Task requirements ::
Pull each line holding "text" out of the entries below.
──────── Records ────────
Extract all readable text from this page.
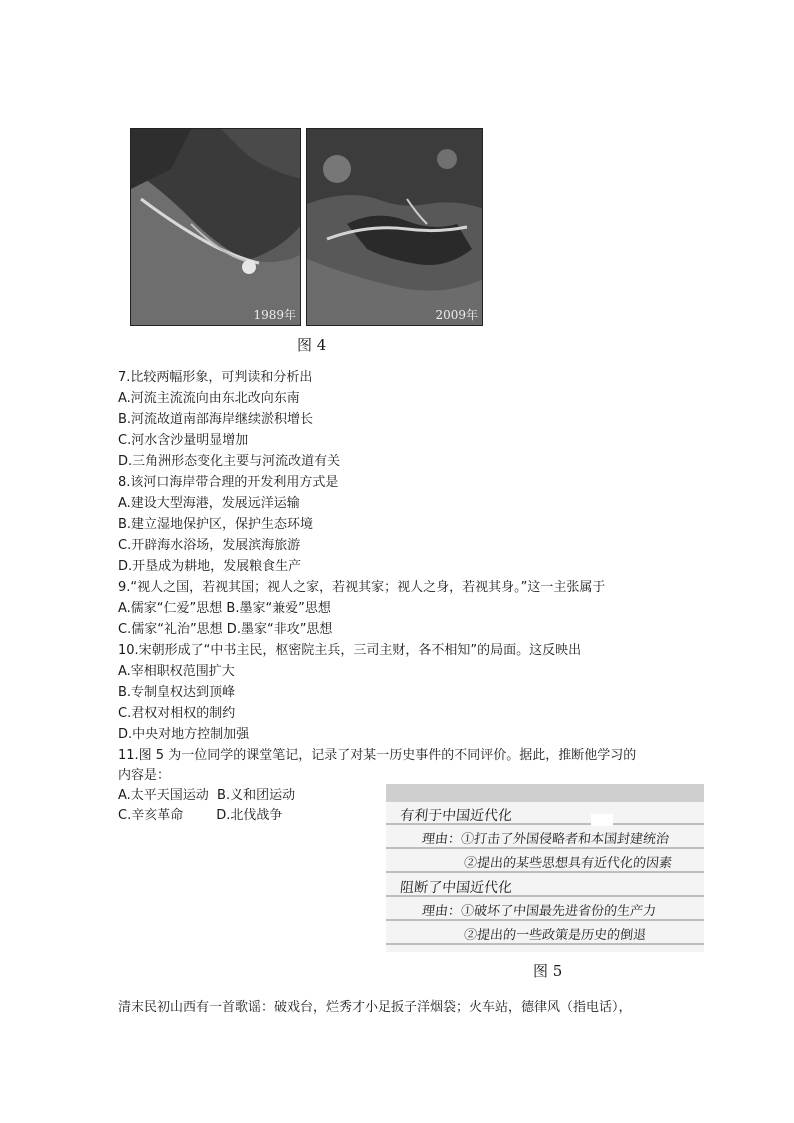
1989年	2009年
图 4
7.比较两幅形象，可判读和分析出
A.河流主流流向由东北改向东南
B.河流故道南部海岸继续淤积增长
C.河水含沙量明显增加
D.三角洲形态变化主要与河流改道有关
8.该河口海岸带合理的开发利用方式是
A.建设大型海港，发展远洋运输
B.建立湿地保护区，保护生态环境
C.开辟海水浴场，发展滨海旅游
D.开垦成为耕地，发展粮食生产
9.“视人之国，若视其国；视人之家，若视其家；视人之身，若视其身。”这一主张属于
A.儒家“仁爱”思想 B.墨家“兼爱”思想
C.儒家“礼治”思想 D.墨家“非攻”思想
10.宋朝形成了“中书主民，枢密院主兵，三司主财，各不相知”的局面。这反映出
A.宰相职权范围扩大
B.专制皇权达到顶峰
C.君权对相权的制约
D.中央对地方控制加强
11.图 5 为一位同学的课堂笔记，记录了对某一历史事件的不同评价。据此，推断他学习的
内容是：
A.太平天国运动  B.义和团运动
C.辛亥革命        D.北伐战争	有利于中国近代化
理由：①打击了外国侵略者和本国封建统治
②提出的某些思想具有近代化的因素
阻断了中国近代化
理由：①破坏了中国最先进省份的生产力
②提出的一些政策是历史的倒退
图 5
清末民初山西有一首歌谣：破戏台，烂秀才小足扳子洋烟袋；火车站，德律风（指电话），
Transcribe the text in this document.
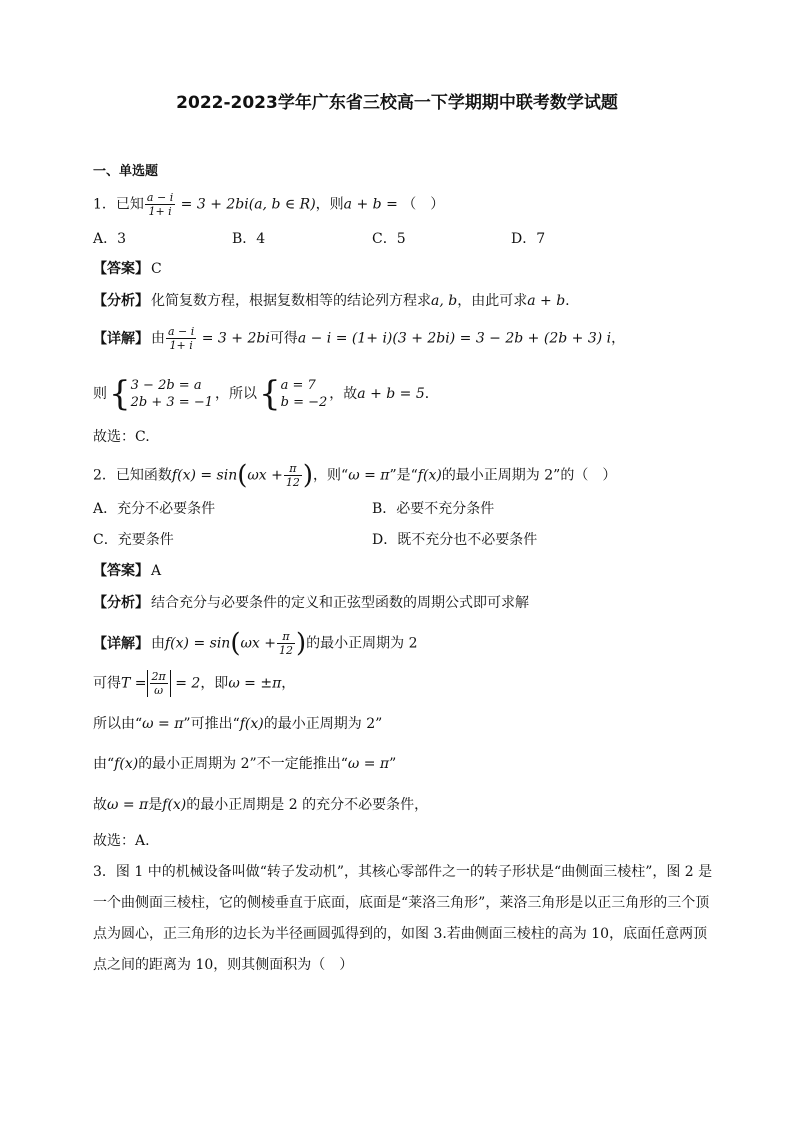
2022-2023学年广东省三校高一下学期期中联考数学试题
一、单选题
1．已知 $\frac{a - i}{1+ i} = 3 + 2bi(a$, b ∈ R)，则a + b = （　）
A．3	B．4	C．5	D．7
【答案】 C
【分析】 化简复数方程，根据复数相等的结论列方程求a, b，由此可求a + b.
【详解】 由 $\frac{a - i}{1+ i} = 3 + 2bi$可得a − i = (1+ i)(3 + 2bi) = 3 − 2b + (2b + 3) i，
则{ 3 − 2b = a
2b + 3 = −1
，所以{ a = 7
b = −2
，故a + b = 5．
故选：C.
2．已知函数$f(x) = \sin(\omega x + \frac{\pi}{12}$ )，则“ω = π”是“f(x)的最小正周期为 2”的（　）
A．充分不必要条件	B．必要不充分条件
C．充要条件	D．既不充分也不必要条件
【答案】 A
【分析】 结合充分与必要条件的定义和正弦型函数的周期公式即可求解
【详解】 由$f(x) = \sin(\omega x + \frac{\pi}{12}$ )的最小正周期为 2
可得$T = \frac{2\pi}{\omega} = 2$，即ω = ±π，
所以由“ω = π”可推出“f(x)的最小正周期为 2”
由“f(x)的最小正周期为 2”不一定能推出“ω = π”
故ω = π是f(x)的最小正周期是 2 的充分不必要条件，
故选：A.
3．图 1 中的机械设备叫做“转子发动机”，其核心零部件之一的转子形状是“曲侧面三棱柱”，图 2 是一个曲侧面三棱柱，它的侧棱垂直于底面，底面是“莱洛三角形”，莱洛三角形是以正三角形的三个顶点为圆心，正三角形的边长为半径画圆弧得到的，如图 3.若曲侧面三棱柱的高为 10，底面任意两顶点之间的距离为 10，则其侧面积为（　）
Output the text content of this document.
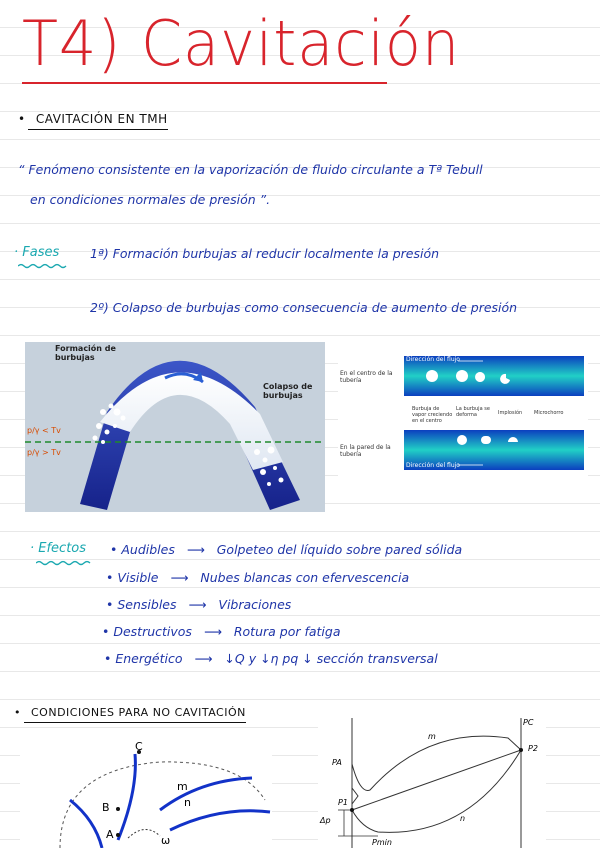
T4) Cavitación
• CAVITACIÓN EN TMH
“ Fenómeno consistente en la vaporización de fluido circulante a Tª Tebull
en condiciones normales de presión ”.
· Fases 1ª) Formación burbujas al reducir localmente la presión
2º) Colapso de burbujas como consecuencia de aumento de presión
Formación de burbujas
Colapso de burbujas
p/γ < Tv
p/γ > Tv
Dirección del flujo
Dirección del flujo
En el centro de la tubería
En la pared de la tubería
Burbuja de vapor creciendo en el centro
La burbuja se deforma	Implosión Microchorro
· Efectos • Audibles ⟶ Golpeteo del líquido sobre pared sólida
• Visible ⟶ Nubes blancas con efervescencia
• Sensibles ⟶ Vibraciones
• Destructivos ⟶ Rotura por fatiga
• Energético ⟶ ↓Q y ↓η pq ↓ sección transversal
• CONDICIONES PARA NO CAVITACIÓN
C
B
A
m
n
ω
PC
P2
PA
P1
Δp
Pmin
m
n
────────
Finished task ::
Extract all readable text from this page.
Transcribe the text in this document.
Output the text content of this document.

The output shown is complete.